Record set »
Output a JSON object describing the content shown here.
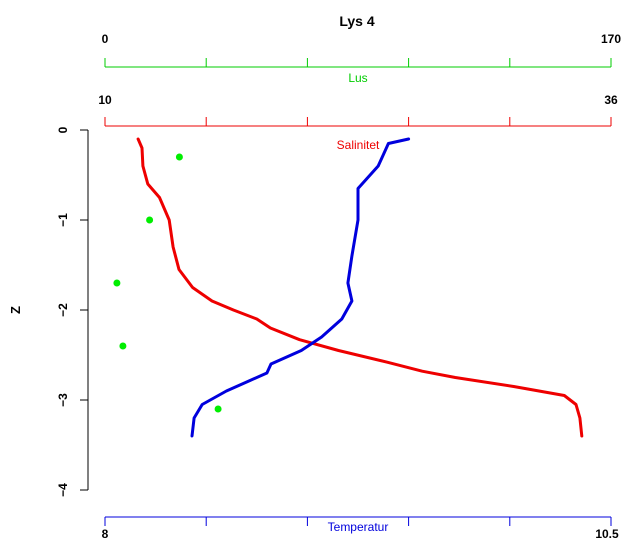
{
  "chart_data": {
    "type": "line",
    "title": "Lys 4",
    "ylabel": "Z",
    "ylim": [
      0,
      -4
    ],
    "y_ticks": [
      0,
      -1,
      -2,
      -3,
      -4
    ],
    "y_tick_labels": [
      "0",
      "−1",
      "−2",
      "−3",
      "−4"
    ],
    "grid": false,
    "axes": [
      {
        "key": "lus",
        "label": "Lus",
        "color": "#00cc00",
        "range": [
          0,
          170
        ],
        "end_labels": [
          "0",
          "170"
        ]
      },
      {
        "key": "salinitet",
        "label": "Salinitet",
        "color": "#ee0000",
        "range": [
          10,
          36
        ],
        "end_labels": [
          "10",
          "36"
        ]
      },
      {
        "key": "temperatur",
        "label": "Temperatur",
        "color": "#0000dd",
        "range": [
          8,
          10.5
        ],
        "end_labels": [
          "8",
          "10.5"
        ]
      }
    ],
    "series": [
      {
        "key": "salinitet",
        "type": "line",
        "axis": "salinitet",
        "color": "#ee0000",
        "points": [
          {
            "x": 11.7,
            "z": -0.1
          },
          {
            "x": 11.9,
            "z": -0.2
          },
          {
            "x": 11.95,
            "z": -0.4
          },
          {
            "x": 12.2,
            "z": -0.6
          },
          {
            "x": 12.8,
            "z": -0.75
          },
          {
            "x": 13.3,
            "z": -1.0
          },
          {
            "x": 13.5,
            "z": -1.3
          },
          {
            "x": 13.8,
            "z": -1.55
          },
          {
            "x": 14.5,
            "z": -1.75
          },
          {
            "x": 15.5,
            "z": -1.9
          },
          {
            "x": 16.6,
            "z": -2.0
          },
          {
            "x": 17.8,
            "z": -2.1
          },
          {
            "x": 18.5,
            "z": -2.2
          },
          {
            "x": 20.0,
            "z": -2.33
          },
          {
            "x": 22.0,
            "z": -2.45
          },
          {
            "x": 24.5,
            "z": -2.58
          },
          {
            "x": 26.3,
            "z": -2.68
          },
          {
            "x": 28.0,
            "z": -2.75
          },
          {
            "x": 31.0,
            "z": -2.85
          },
          {
            "x": 33.6,
            "z": -2.95
          },
          {
            "x": 34.2,
            "z": -3.05
          },
          {
            "x": 34.4,
            "z": -3.2
          },
          {
            "x": 34.5,
            "z": -3.4
          }
        ]
      },
      {
        "key": "temperatur",
        "type": "line",
        "axis": "temperatur",
        "color": "#0000dd",
        "points": [
          {
            "x": 9.5,
            "z": -0.1
          },
          {
            "x": 9.4,
            "z": -0.15
          },
          {
            "x": 9.35,
            "z": -0.4
          },
          {
            "x": 9.25,
            "z": -0.65
          },
          {
            "x": 9.25,
            "z": -1.0
          },
          {
            "x": 9.22,
            "z": -1.4
          },
          {
            "x": 9.2,
            "z": -1.7
          },
          {
            "x": 9.22,
            "z": -1.9
          },
          {
            "x": 9.17,
            "z": -2.1
          },
          {
            "x": 9.07,
            "z": -2.3
          },
          {
            "x": 8.97,
            "z": -2.45
          },
          {
            "x": 8.82,
            "z": -2.6
          },
          {
            "x": 8.8,
            "z": -2.7
          },
          {
            "x": 8.6,
            "z": -2.9
          },
          {
            "x": 8.48,
            "z": -3.05
          },
          {
            "x": 8.44,
            "z": -3.2
          },
          {
            "x": 8.43,
            "z": -3.4
          }
        ]
      },
      {
        "key": "lus",
        "type": "scatter",
        "axis": "lus",
        "color": "#00ee00",
        "points": [
          {
            "x": 25,
            "z": -0.3
          },
          {
            "x": 15,
            "z": -1.0
          },
          {
            "x": 4,
            "z": -1.7
          },
          {
            "x": 6,
            "z": -2.4
          },
          {
            "x": 38,
            "z": -3.1
          }
        ]
      }
    ]
  }
}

The exercise »
Copy each line holding the word "axis" from the listing above.

Written reply »
        "axis": "salinitet",
        "axis": "temperatur",
        "axis": "lus",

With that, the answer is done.